--- Start of Stored records ---

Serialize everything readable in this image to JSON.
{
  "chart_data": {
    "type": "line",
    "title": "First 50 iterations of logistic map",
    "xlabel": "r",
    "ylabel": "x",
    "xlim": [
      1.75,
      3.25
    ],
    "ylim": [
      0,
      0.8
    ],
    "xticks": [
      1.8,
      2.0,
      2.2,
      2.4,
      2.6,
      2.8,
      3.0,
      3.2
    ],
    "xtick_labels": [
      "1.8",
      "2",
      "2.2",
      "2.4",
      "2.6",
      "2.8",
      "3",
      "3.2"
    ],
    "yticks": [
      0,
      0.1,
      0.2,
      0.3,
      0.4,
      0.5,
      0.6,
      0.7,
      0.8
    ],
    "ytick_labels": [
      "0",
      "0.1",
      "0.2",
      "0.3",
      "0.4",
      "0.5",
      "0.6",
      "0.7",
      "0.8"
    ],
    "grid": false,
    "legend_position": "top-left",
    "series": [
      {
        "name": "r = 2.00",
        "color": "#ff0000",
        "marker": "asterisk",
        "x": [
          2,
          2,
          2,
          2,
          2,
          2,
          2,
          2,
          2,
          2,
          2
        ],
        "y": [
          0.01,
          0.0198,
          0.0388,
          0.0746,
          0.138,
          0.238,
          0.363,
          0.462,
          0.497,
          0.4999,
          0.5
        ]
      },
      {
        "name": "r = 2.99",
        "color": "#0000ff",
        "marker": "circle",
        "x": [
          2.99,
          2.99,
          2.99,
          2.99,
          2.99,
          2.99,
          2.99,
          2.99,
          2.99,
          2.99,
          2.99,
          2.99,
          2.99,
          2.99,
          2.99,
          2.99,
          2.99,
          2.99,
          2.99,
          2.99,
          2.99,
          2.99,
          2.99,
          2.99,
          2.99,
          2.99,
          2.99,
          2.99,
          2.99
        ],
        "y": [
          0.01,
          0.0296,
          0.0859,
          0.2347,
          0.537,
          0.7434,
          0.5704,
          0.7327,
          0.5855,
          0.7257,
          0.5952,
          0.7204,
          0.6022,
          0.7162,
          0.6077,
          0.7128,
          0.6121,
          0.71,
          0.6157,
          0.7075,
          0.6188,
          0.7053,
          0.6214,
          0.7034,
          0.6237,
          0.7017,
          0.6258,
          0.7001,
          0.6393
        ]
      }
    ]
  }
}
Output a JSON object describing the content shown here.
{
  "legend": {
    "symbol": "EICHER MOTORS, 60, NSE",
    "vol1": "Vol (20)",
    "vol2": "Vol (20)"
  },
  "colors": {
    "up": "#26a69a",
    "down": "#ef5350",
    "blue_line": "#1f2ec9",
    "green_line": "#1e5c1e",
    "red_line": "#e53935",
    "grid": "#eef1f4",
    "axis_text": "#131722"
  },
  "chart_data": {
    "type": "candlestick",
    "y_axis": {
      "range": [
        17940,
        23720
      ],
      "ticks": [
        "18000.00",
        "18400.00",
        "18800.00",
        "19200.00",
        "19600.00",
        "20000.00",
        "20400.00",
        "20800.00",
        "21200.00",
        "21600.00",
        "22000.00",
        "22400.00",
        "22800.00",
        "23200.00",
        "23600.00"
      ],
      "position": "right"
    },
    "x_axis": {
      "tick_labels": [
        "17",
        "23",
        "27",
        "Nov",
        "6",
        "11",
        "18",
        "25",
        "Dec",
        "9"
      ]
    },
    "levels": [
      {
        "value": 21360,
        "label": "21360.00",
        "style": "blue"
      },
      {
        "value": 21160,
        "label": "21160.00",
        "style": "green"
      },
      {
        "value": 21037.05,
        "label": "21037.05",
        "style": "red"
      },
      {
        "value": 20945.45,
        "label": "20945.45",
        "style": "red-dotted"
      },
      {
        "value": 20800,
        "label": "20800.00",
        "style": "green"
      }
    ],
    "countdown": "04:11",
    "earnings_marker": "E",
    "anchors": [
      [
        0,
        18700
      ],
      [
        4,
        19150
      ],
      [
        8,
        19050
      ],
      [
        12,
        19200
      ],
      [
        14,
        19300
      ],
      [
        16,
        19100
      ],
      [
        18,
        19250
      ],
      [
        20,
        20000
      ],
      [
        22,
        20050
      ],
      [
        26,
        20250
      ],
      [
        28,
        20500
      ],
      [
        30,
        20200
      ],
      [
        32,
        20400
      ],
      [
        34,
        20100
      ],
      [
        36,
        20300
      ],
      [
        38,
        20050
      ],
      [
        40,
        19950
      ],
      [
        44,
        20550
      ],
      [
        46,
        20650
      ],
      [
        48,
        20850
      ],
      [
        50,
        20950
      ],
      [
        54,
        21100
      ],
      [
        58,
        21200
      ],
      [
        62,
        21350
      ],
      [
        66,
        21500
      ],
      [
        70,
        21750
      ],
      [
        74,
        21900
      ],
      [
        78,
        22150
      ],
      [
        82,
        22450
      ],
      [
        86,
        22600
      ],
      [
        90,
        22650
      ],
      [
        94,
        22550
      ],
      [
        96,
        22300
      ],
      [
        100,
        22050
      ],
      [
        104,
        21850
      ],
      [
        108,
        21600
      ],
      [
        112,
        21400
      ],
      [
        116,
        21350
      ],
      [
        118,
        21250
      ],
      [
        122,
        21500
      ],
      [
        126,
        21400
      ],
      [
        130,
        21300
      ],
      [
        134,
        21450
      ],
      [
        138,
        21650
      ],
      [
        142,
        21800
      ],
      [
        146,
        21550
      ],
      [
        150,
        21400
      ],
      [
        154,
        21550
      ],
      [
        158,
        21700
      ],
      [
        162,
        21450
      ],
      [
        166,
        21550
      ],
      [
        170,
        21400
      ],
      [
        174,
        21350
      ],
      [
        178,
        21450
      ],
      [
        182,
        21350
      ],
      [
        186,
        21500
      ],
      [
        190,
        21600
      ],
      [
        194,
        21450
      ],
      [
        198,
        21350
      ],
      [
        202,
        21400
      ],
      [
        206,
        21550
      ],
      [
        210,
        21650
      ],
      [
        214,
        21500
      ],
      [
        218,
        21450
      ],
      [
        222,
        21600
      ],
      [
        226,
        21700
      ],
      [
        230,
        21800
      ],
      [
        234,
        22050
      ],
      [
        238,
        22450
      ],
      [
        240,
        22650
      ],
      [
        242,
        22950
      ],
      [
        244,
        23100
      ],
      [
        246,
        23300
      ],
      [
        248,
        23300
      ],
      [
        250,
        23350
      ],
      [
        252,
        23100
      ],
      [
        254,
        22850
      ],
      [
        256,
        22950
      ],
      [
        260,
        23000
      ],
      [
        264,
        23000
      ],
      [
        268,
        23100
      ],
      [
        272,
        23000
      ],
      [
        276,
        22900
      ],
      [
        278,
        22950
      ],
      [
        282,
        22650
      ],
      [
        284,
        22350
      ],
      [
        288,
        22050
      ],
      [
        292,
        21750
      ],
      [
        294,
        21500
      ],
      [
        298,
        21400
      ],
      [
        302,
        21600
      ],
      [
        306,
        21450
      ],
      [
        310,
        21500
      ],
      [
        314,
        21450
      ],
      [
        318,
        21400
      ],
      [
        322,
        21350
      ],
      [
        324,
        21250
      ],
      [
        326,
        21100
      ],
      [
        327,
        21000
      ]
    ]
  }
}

--- End of Stored records ---

Stated task: Every line of the data above should be reproduced word for word.

Complete response:
Serialize everything readable in this image to JSON.
{
  "chart_data": {
    "type": "line",
    "title": "First 50 iterations of logistic map",
    "xlabel": "r",
    "ylabel": "x",
    "xlim": [
      1.75,
      3.25
    ],
    "ylim": [
      0,
      0.8
    ],
    "xticks": [
      1.8,
      2.0,
      2.2,
      2.4,
      2.6,
      2.8,
      3.0,
      3.2
    ],
    "xtick_labels": [
      "1.8",
      "2",
      "2.2",
      "2.4",
      "2.6",
      "2.8",
      "3",
      "3.2"
    ],
    "yticks": [
      0,
      0.1,
      0.2,
      0.3,
      0.4,
      0.5,
      0.6,
      0.7,
      0.8
    ],
    "ytick_labels": [
      "0",
      "0.1",
      "0.2",
      "0.3",
      "0.4",
      "0.5",
      "0.6",
      "0.7",
      "0.8"
    ],
    "grid": false,
    "legend_position": "top-left",
    "series": [
      {
        "name": "r = 2.00",
        "color": "#ff0000",
        "marker": "asterisk",
        "x": [
          2,
          2,
          2,
          2,
          2,
          2,
          2,
          2,
          2,
          2,
          2
        ],
        "y": [
          0.01,
          0.0198,
          0.0388,
          0.0746,
          0.138,
          0.238,
          0.363,
          0.462,
          0.497,
          0.4999,
          0.5
        ]
      },
      {
        "name": "r = 2.99",
        "color": "#0000ff",
        "marker": "circle",
        "x": [
          2.99,
          2.99,
          2.99,
          2.99,
          2.99,
          2.99,
          2.99,
          2.99,
          2.99,
          2.99,
          2.99,
          2.99,
          2.99,
          2.99,
          2.99,
          2.99,
          2.99,
          2.99,
          2.99,
          2.99,
          2.99,
          2.99,
          2.99,
          2.99,
          2.99,
          2.99,
          2.99,
          2.99,
          2.99
        ],
        "y": [
          0.01,
          0.0296,
          0.0859,
          0.2347,
          0.537,
          0.7434,
          0.5704,
          0.7327,
          0.5855,
          0.7257,
          0.5952,
          0.7204,
          0.6022,
          0.7162,
          0.6077,
          0.7128,
          0.6121,
          0.71,
          0.6157,
          0.7075,
          0.6188,
          0.7053,
          0.6214,
          0.7034,
          0.6237,
          0.7017,
          0.6258,
          0.7001,
          0.6393
        ]
      }
    ]
  }
}
Output a JSON object describing the content shown here.
{
  "legend": {
    "symbol": "EICHER MOTORS, 60, NSE",
    "vol1": "Vol (20)",
    "vol2": "Vol (20)"
  },
  "colors": {
    "up": "#26a69a",
    "down": "#ef5350",
    "blue_line": "#1f2ec9",
    "green_line": "#1e5c1e",
    "red_line": "#e53935",
    "grid": "#eef1f4",
    "axis_text": "#131722"
  },
  "chart_data": {
    "type": "candlestick",
    "y_axis": {
      "range": [
        17940,
        23720
      ],
      "ticks": [
        "18000.00",
        "18400.00",
        "18800.00",
        "19200.00",
        "19600.00",
        "20000.00",
        "20400.00",
        "20800.00",
        "21200.00",
        "21600.00",
        "22000.00",
        "22400.00",
        "22800.00",
        "23200.00",
        "23600.00"
      ],
      "position": "right"
    },
    "x_axis": {
      "tick_labels": [
        "17",
        "23",
        "27",
        "Nov",
        "6",
        "11",
        "18",
        "25",
        "Dec",
        "9"
      ]
    },
    "levels": [
      {
        "value": 21360,
        "label": "21360.00",
        "style": "blue"
      },
      {
        "value": 21160,
        "label": "21160.00",
        "style": "green"
      },
      {
        "value": 21037.05,
        "label": "21037.05",
        "style": "red"
      },
      {
        "value": 20945.45,
        "label": "20945.45",
        "style": "red-dotted"
      },
      {
        "value": 20800,
        "label": "20800.00",
        "style": "green"
      }
    ],
    "countdown": "04:11",
    "earnings_marker": "E",
    "anchors": [
      [
        0,
        18700
      ],
      [
        4,
        19150
      ],
      [
        8,
        19050
      ],
      [
        12,
        19200
      ],
      [
        14,
        19300
      ],
      [
        16,
        19100
      ],
      [
        18,
        19250
      ],
      [
        20,
        20000
      ],
      [
        22,
        20050
      ],
      [
        26,
        20250
      ],
      [
        28,
        20500
      ],
      [
        30,
        20200
      ],
      [
        32,
        20400
      ],
      [
        34,
        20100
      ],
      [
        36,
        20300
      ],
      [
        38,
        20050
      ],
      [
        40,
        19950
      ],
      [
        44,
        20550
      ],
      [
        46,
        20650
      ],
      [
        48,
        20850
      ],
      [
        50,
        20950
      ],
      [
        54,
        21100
      ],
      [
        58,
        21200
      ],
      [
        62,
        21350
      ],
      [
        66,
        21500
      ],
      [
        70,
        21750
      ],
      [
        74,
        21900
      ],
      [
        78,
        22150
      ],
      [
        82,
        22450
      ],
      [
        86,
        22600
      ],
      [
        90,
        22650
      ],
      [
        94,
        22550
      ],
      [
        96,
        22300
      ],
      [
        100,
        22050
      ],
      [
        104,
        21850
      ],
      [
        108,
        21600
      ],
      [
        112,
        21400
      ],
      [
        116,
        21350
      ],
      [
        118,
        21250
      ],
      [
        122,
        21500
      ],
      [
        126,
        21400
      ],
      [
        130,
        21300
      ],
      [
        134,
        21450
      ],
      [
        138,
        21650
      ],
      [
        142,
        21800
      ],
      [
        146,
        21550
      ],
      [
        150,
        21400
      ],
      [
        154,
        21550
      ],
      [
        158,
        21700
      ],
      [
        162,
        21450
      ],
      [
        166,
        21550
      ],
      [
        170,
        21400
      ],
      [
        174,
        21350
      ],
      [
        178,
        21450
      ],
      [
        182,
        21350
      ],
      [
        186,
        21500
      ],
      [
        190,
        21600
      ],
      [
        194,
        21450
      ],
      [
        198,
        21350
      ],
      [
        202,
        21400
      ],
      [
        206,
        21550
      ],
      [
        210,
        21650
      ],
      [
        214,
        21500
      ],
      [
        218,
        21450
      ],
      [
        222,
        21600
      ],
      [
        226,
        21700
      ],
      [
        230,
        21800
      ],
      [
        234,
        22050
      ],
      [
        238,
        22450
      ],
      [
        240,
        22650
      ],
      [
        242,
        22950
      ],
      [
        244,
        23100
      ],
      [
        246,
        23300
      ],
      [
        248,
        23300
      ],
      [
        250,
        23350
      ],
      [
        252,
        23100
      ],
      [
        254,
        22850
      ],
      [
        256,
        22950
      ],
      [
        260,
        23000
      ],
      [
        264,
        23000
      ],
      [
        268,
        23100
      ],
      [
        272,
        23000
      ],
      [
        276,
        22900
      ],
      [
        278,
        22950
      ],
      [
        282,
        22650
      ],
      [
        284,
        22350
      ],
      [
        288,
        22050
      ],
      [
        292,
        21750
      ],
      [
        294,
        21500
      ],
      [
        298,
        21400
      ],
      [
        302,
        21600
      ],
      [
        306,
        21450
      ],
      [
        310,
        21500
      ],
      [
        314,
        21450
      ],
      [
        318,
        21400
      ],
      [
        322,
        21350
      ],
      [
        324,
        21250
      ],
      [
        326,
        21100
      ],
      [
        327,
        21000
      ]
    ]
  }
}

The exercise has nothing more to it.